**REQUIRED WORK:** Count every line that holds the string "Гигиенические", then give that number alone.

**DATA RECORDS:**
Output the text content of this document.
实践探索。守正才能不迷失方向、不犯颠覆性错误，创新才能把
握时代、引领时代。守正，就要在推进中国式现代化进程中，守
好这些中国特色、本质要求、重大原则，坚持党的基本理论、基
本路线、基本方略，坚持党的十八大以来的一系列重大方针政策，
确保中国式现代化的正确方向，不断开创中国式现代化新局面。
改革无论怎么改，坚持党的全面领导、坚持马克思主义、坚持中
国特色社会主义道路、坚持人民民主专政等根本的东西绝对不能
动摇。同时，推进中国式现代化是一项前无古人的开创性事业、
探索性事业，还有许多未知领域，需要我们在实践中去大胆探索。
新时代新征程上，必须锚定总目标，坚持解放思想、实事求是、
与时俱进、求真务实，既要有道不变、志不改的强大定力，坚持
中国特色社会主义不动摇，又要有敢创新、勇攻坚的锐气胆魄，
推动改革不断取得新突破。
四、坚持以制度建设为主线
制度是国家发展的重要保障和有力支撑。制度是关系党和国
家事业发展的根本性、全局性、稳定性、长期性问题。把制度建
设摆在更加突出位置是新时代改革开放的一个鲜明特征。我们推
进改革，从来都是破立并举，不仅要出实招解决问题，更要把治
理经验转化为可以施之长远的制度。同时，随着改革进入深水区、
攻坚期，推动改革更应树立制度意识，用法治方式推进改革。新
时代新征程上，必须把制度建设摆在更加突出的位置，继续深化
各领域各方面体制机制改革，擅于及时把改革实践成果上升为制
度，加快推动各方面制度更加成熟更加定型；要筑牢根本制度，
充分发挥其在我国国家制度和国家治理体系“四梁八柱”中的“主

==

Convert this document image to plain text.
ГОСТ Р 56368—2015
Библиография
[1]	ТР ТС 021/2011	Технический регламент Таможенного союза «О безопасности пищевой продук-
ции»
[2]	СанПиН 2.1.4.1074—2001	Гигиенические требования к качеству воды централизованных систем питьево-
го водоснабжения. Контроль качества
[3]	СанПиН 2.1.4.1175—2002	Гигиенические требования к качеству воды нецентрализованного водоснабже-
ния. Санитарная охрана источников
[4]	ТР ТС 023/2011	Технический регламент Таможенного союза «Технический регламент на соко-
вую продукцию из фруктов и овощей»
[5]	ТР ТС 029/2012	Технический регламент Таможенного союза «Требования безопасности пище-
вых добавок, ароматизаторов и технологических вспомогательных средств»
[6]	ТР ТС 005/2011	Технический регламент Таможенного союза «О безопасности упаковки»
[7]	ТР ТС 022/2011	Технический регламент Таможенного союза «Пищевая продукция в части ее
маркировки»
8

**COMPLETE ANSWER:** 2